Entries from a dataset
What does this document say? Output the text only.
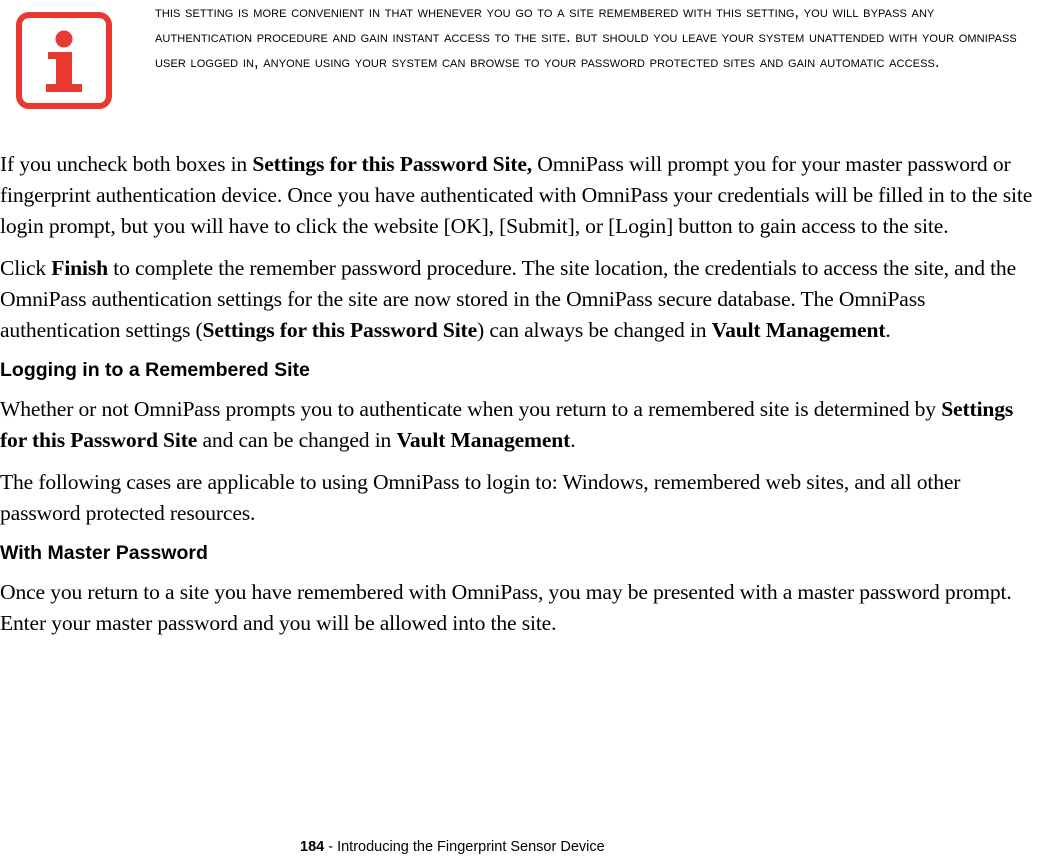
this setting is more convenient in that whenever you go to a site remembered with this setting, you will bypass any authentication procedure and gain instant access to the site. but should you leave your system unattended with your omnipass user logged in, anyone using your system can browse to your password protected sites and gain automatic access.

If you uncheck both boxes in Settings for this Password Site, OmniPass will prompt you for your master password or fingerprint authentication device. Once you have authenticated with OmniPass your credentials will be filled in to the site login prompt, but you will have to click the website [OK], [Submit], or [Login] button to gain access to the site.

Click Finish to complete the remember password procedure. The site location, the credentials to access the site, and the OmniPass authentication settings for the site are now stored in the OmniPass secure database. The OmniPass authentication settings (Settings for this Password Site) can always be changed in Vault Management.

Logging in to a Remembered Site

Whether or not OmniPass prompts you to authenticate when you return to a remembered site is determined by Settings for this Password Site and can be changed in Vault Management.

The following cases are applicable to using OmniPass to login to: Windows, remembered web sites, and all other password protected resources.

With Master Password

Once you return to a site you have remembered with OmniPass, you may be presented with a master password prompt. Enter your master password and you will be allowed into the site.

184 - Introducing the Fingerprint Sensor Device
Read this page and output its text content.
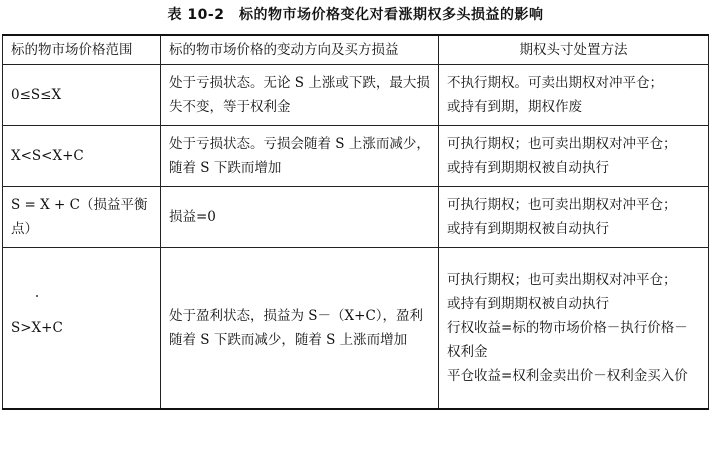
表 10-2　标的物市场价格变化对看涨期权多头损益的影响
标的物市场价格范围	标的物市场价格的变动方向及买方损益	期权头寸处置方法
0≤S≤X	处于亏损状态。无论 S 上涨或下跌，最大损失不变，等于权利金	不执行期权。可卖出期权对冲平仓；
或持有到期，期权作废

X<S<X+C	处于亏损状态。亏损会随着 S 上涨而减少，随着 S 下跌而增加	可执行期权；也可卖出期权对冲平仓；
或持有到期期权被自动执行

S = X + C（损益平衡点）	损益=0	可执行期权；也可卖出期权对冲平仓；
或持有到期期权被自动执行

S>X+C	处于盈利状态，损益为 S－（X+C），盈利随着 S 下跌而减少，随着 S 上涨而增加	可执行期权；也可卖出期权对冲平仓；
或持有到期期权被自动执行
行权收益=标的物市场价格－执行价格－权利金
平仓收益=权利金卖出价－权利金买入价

What the exercise asks. Copy verbatim the span that opens at the line with "Read this page and output its text content." and closes at the final line of the listing. Do not carry over any pictures.

Complete response.
Read this page and output its text content.
表 10-2　标的物市场价格变化对看涨期权多头损益的影响
标的物市场价格范围	标的物市场价格的变动方向及买方损益	期权头寸处置方法
0≤S≤X	处于亏损状态。无论 S 上涨或下跌，最大损失不变，等于权利金	不执行期权。可卖出期权对冲平仓；
或持有到期，期权作废

X<S<X+C	处于亏损状态。亏损会随着 S 上涨而减少，随着 S 下跌而增加	可执行期权；也可卖出期权对冲平仓；
或持有到期期权被自动执行

S = X + C（损益平衡点）	损益=0	可执行期权；也可卖出期权对冲平仓；
或持有到期期权被自动执行

S>X+C	处于盈利状态，损益为 S－（X+C），盈利随着 S 下跌而减少，随着 S 上涨而增加	可执行期权；也可卖出期权对冲平仓；
或持有到期期权被自动执行
行权收益=标的物市场价格－执行价格－权利金
平仓收益=权利金卖出价－权利金买入价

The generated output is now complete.